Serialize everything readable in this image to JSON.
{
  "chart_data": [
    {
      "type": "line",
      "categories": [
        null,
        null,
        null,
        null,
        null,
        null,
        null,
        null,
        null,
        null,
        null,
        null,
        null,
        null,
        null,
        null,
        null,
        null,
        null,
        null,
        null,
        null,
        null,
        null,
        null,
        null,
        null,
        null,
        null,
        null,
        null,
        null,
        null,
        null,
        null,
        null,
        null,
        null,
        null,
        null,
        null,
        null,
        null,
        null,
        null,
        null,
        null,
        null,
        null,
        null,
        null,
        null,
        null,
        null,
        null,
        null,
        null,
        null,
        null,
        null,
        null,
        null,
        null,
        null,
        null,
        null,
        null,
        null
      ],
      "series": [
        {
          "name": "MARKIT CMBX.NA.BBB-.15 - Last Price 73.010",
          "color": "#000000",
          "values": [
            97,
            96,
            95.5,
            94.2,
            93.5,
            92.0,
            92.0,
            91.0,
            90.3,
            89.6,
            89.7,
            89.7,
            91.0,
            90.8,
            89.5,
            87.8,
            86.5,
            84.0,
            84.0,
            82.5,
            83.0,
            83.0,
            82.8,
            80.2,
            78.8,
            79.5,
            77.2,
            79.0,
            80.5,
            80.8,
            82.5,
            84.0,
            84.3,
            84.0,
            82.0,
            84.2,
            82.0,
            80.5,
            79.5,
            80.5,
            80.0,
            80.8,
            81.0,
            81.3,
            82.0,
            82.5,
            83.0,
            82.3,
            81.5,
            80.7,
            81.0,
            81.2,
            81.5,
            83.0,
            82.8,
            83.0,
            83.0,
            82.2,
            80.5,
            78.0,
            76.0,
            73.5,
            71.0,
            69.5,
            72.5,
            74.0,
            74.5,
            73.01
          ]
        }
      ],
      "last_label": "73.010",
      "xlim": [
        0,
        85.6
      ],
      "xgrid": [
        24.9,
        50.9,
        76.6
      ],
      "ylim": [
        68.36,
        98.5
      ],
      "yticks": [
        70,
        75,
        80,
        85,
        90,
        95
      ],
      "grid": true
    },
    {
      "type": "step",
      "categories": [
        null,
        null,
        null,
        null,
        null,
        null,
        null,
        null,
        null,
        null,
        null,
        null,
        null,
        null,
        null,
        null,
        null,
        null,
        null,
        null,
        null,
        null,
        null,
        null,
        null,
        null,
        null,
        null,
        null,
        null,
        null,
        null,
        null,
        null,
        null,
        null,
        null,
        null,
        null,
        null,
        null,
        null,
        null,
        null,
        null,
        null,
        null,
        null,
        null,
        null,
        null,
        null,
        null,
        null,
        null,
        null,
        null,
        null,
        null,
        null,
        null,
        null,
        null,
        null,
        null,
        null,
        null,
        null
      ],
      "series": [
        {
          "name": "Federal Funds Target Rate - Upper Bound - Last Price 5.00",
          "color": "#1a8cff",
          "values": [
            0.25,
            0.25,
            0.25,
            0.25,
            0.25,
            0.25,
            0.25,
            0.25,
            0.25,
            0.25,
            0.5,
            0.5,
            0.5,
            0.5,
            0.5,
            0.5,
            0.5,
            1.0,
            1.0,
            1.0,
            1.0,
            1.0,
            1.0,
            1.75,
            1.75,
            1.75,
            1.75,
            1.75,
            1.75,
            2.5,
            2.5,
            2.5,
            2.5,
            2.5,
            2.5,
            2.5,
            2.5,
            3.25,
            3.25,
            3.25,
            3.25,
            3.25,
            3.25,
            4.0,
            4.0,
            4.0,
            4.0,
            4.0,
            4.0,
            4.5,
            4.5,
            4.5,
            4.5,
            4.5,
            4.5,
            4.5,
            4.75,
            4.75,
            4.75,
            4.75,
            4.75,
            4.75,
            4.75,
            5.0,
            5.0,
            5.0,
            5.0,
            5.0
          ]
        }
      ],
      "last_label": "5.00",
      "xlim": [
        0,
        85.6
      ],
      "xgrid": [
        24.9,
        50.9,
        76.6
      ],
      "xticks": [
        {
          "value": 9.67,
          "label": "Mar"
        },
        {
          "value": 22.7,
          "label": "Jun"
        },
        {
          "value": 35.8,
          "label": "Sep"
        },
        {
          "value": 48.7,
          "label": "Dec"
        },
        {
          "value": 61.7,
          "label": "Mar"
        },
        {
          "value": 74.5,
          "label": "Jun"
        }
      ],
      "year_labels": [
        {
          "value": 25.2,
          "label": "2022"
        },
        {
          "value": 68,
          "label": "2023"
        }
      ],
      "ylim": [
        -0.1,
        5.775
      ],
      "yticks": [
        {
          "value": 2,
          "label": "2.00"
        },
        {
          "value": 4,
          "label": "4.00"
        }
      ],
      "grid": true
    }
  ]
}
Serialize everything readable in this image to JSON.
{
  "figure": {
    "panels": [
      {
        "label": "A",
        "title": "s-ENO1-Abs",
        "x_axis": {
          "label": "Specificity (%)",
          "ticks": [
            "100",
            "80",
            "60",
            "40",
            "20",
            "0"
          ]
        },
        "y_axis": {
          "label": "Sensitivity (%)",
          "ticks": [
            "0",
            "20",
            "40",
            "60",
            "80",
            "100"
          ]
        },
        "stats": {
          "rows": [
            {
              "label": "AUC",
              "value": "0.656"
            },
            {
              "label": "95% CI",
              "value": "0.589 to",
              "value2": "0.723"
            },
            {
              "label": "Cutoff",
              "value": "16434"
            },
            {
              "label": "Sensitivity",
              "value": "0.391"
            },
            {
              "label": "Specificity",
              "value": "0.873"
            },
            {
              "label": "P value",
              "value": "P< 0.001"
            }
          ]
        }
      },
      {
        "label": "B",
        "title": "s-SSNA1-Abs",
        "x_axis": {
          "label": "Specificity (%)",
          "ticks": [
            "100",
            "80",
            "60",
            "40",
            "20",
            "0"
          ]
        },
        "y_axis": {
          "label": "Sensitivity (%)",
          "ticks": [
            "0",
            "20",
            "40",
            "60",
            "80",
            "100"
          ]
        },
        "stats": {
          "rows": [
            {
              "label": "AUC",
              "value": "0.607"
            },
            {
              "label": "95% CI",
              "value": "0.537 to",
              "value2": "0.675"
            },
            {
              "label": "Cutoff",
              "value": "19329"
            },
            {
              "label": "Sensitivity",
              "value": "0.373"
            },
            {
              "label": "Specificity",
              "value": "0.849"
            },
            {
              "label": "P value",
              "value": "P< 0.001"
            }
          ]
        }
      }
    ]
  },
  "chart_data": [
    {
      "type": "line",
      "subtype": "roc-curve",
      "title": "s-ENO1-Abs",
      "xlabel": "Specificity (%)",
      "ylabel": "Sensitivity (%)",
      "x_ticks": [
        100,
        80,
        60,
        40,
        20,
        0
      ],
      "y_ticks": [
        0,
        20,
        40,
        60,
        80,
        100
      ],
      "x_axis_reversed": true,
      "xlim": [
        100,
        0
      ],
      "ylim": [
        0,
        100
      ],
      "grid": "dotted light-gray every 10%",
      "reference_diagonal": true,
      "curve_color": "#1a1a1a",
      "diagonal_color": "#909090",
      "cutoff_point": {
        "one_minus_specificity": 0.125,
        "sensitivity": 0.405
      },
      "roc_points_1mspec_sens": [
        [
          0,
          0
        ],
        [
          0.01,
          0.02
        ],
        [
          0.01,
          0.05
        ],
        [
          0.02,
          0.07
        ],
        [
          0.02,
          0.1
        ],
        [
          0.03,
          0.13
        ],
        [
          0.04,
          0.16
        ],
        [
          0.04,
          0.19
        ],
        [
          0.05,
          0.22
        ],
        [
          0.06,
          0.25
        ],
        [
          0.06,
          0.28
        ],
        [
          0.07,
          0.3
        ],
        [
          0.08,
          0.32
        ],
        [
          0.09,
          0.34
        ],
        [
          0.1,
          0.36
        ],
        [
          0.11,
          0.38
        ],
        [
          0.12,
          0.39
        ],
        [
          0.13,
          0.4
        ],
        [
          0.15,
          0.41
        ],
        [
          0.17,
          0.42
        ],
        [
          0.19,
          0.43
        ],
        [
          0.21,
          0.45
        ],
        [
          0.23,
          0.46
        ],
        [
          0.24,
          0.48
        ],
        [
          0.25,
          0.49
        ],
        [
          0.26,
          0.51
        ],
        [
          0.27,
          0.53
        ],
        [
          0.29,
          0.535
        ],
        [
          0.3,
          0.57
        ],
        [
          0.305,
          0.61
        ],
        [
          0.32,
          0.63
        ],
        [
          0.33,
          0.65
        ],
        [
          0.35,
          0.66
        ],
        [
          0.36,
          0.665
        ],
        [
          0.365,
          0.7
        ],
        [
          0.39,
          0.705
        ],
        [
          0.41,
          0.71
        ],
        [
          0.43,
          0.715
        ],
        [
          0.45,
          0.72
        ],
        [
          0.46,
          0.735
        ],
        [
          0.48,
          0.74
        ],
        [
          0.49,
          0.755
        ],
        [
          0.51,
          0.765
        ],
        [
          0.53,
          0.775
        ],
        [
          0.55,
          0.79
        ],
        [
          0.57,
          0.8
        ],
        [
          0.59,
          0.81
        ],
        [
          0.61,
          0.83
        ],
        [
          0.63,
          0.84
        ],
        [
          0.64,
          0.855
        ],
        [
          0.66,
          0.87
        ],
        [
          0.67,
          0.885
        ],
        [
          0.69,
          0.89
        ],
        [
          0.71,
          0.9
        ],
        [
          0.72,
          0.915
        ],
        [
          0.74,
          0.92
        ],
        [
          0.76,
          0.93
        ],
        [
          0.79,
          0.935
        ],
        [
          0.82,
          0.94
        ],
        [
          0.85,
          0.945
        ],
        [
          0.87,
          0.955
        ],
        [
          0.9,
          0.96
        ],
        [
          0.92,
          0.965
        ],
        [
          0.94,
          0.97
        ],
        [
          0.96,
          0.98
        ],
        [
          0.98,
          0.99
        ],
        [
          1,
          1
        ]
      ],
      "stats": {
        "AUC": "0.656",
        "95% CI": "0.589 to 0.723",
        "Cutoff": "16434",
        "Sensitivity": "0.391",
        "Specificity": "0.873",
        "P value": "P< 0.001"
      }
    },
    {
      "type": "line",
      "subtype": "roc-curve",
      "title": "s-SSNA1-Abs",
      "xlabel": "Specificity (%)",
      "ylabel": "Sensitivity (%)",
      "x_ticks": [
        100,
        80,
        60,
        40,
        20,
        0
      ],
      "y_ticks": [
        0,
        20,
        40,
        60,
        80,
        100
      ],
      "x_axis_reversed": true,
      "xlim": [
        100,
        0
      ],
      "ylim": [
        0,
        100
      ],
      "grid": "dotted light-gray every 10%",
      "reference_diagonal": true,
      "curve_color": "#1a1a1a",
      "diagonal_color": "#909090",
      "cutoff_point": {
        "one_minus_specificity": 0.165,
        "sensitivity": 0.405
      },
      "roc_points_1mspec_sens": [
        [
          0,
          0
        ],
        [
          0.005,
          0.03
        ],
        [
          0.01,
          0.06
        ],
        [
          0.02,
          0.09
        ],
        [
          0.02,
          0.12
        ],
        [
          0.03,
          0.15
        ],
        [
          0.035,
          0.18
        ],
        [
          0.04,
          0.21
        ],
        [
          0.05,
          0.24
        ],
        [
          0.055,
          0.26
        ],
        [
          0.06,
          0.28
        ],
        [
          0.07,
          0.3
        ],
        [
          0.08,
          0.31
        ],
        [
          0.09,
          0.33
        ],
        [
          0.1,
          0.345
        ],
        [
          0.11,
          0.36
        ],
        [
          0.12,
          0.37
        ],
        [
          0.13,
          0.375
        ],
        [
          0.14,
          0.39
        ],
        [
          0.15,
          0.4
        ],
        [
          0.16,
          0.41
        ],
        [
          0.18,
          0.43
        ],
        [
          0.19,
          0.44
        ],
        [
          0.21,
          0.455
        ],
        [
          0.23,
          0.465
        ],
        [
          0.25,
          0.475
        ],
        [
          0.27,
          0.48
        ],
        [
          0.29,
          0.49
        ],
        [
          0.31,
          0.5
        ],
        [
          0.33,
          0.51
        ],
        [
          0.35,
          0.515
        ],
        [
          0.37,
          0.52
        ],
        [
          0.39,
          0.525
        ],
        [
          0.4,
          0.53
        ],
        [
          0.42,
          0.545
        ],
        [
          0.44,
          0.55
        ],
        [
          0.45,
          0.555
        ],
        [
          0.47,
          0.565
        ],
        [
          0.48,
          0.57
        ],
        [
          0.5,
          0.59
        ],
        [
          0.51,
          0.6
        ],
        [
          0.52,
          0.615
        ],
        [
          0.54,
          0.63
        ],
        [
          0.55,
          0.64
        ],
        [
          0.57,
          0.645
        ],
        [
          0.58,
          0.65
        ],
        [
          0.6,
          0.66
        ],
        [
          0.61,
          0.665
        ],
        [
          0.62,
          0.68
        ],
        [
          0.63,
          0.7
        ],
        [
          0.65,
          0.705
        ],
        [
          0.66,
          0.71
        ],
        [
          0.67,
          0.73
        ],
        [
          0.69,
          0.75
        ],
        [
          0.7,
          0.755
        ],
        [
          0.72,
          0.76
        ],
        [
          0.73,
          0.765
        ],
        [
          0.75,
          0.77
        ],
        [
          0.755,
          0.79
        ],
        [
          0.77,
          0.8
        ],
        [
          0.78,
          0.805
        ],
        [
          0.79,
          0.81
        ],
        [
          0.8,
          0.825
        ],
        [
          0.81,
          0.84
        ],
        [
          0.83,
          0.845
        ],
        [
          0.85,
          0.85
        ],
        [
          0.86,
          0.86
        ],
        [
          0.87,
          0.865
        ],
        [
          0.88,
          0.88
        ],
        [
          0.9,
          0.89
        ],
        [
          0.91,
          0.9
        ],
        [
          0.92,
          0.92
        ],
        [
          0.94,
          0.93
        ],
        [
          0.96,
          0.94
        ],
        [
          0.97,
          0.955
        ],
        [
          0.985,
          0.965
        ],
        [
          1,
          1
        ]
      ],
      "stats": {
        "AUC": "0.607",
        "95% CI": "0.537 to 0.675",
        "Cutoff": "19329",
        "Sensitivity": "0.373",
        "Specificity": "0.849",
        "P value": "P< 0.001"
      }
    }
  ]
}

————

Which lines of the data include "Price"? Copy each of them.

          "name": "MARKIT CMBX.NA.BBB-.15 - Last Price 73.010",
          "name": "Federal Funds Target Rate - Upper Bound - Last Price 5.00",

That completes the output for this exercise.